WORK INSTRUCTIONS
Copy all entries without alteration and skip the pictures they hold.

(Stored data)

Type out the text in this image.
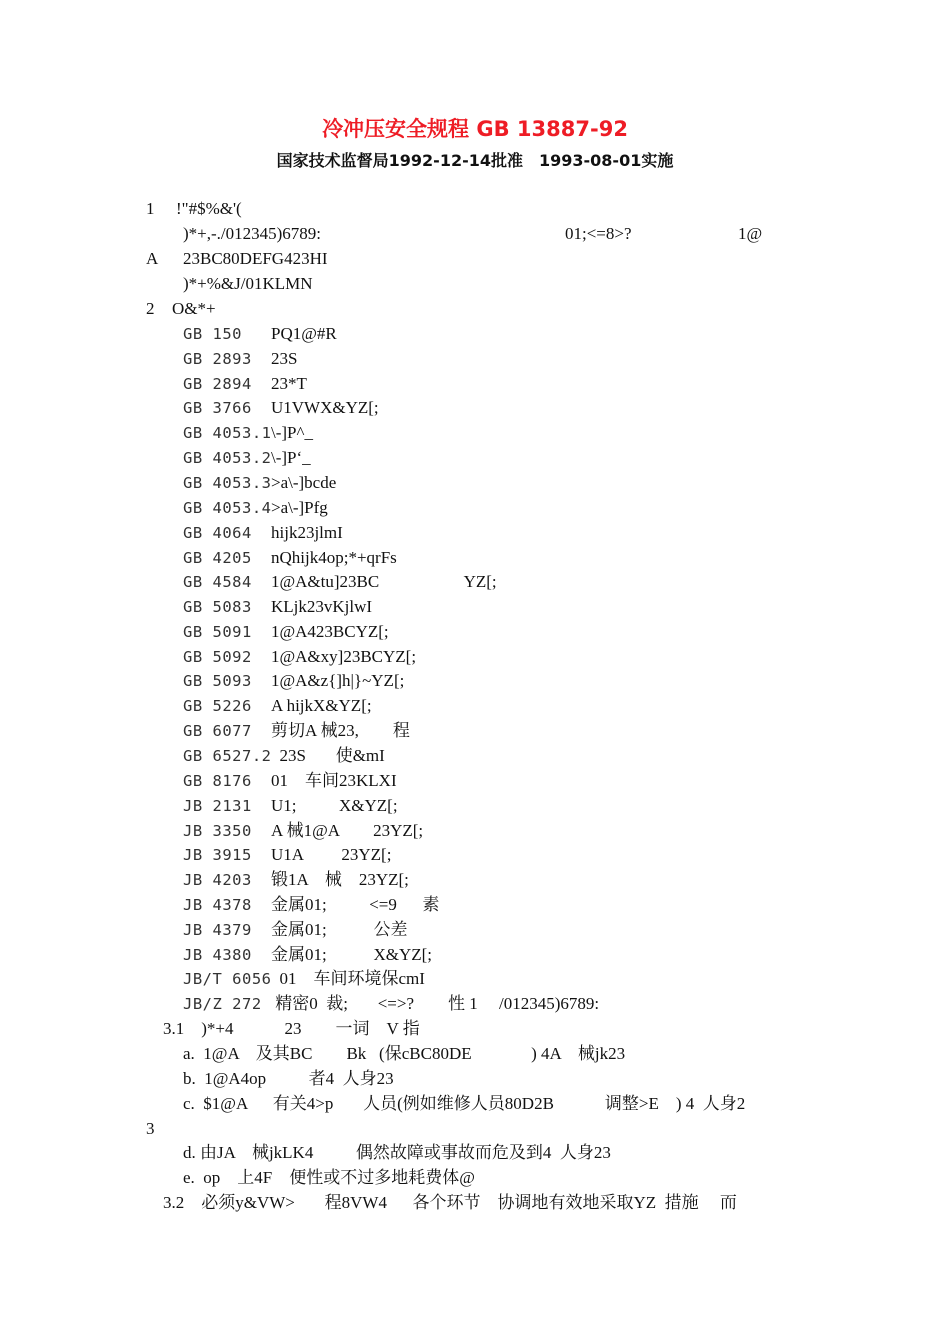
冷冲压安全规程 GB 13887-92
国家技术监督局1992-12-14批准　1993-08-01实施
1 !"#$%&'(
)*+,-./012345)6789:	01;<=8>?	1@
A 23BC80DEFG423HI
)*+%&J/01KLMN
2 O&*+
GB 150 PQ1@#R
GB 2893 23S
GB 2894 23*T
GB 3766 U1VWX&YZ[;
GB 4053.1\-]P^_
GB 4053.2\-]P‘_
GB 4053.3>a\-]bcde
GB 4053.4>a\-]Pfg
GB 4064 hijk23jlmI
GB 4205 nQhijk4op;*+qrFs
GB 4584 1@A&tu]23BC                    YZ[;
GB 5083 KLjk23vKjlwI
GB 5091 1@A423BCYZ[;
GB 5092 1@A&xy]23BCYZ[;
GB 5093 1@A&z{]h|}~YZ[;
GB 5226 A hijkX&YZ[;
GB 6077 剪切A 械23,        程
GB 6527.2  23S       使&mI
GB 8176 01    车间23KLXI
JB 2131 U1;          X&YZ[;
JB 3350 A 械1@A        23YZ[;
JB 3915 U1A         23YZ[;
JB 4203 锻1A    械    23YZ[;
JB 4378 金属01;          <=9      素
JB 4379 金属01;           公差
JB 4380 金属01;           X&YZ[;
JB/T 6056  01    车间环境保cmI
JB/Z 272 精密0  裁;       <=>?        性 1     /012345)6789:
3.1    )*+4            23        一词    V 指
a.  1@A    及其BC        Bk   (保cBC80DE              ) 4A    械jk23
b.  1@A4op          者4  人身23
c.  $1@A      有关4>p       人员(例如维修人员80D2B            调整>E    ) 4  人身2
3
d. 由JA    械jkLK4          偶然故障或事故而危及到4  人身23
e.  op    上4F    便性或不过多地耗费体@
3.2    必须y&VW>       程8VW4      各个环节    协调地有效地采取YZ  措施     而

RIGHT ANSWER
Type out the text in this image.
冷冲压安全规程 GB 13887-92
国家技术监督局1992-12-14批准　1993-08-01实施
1 !"#$%&'(
)*+,-./012345)6789:	01;<=8>?	1@
A 23BC80DEFG423HI
)*+%&J/01KLMN
2 O&*+
GB 150 PQ1@#R
GB 2893 23S
GB 2894 23*T
GB 3766 U1VWX&YZ[;
GB 4053.1\-]P^_
GB 4053.2\-]P‘_
GB 4053.3>a\-]bcde
GB 4053.4>a\-]Pfg
GB 4064 hijk23jlmI
GB 4205 nQhijk4op;*+qrFs
GB 4584 1@A&tu]23BC                    YZ[;
GB 5083 KLjk23vKjlwI
GB 5091 1@A423BCYZ[;
GB 5092 1@A&xy]23BCYZ[;
GB 5093 1@A&z{]h|}~YZ[;
GB 5226 A hijkX&YZ[;
GB 6077 剪切A 械23,        程
GB 6527.2  23S       使&mI
GB 8176 01    车间23KLXI
JB 2131 U1;          X&YZ[;
JB 3350 A 械1@A        23YZ[;
JB 3915 U1A         23YZ[;
JB 4203 锻1A    械    23YZ[;
JB 4378 金属01;          <=9      素
JB 4379 金属01;           公差
JB 4380 金属01;           X&YZ[;
JB/T 6056  01    车间环境保cmI
JB/Z 272 精密0  裁;       <=>?        性 1     /012345)6789:
3.1    )*+4            23        一词    V 指
a.  1@A    及其BC        Bk   (保cBC80DE              ) 4A    械jk23
b.  1@A4op          者4  人身23
c.  $1@A      有关4>p       人员(例如维修人员80D2B            调整>E    ) 4  人身2
3
d. 由JA    械jkLK4          偶然故障或事故而危及到4  人身23
e.  op    上4F    便性或不过多地耗费体@
3.2    必须y&VW>       程8VW4      各个环节    协调地有效地采取YZ  措施     而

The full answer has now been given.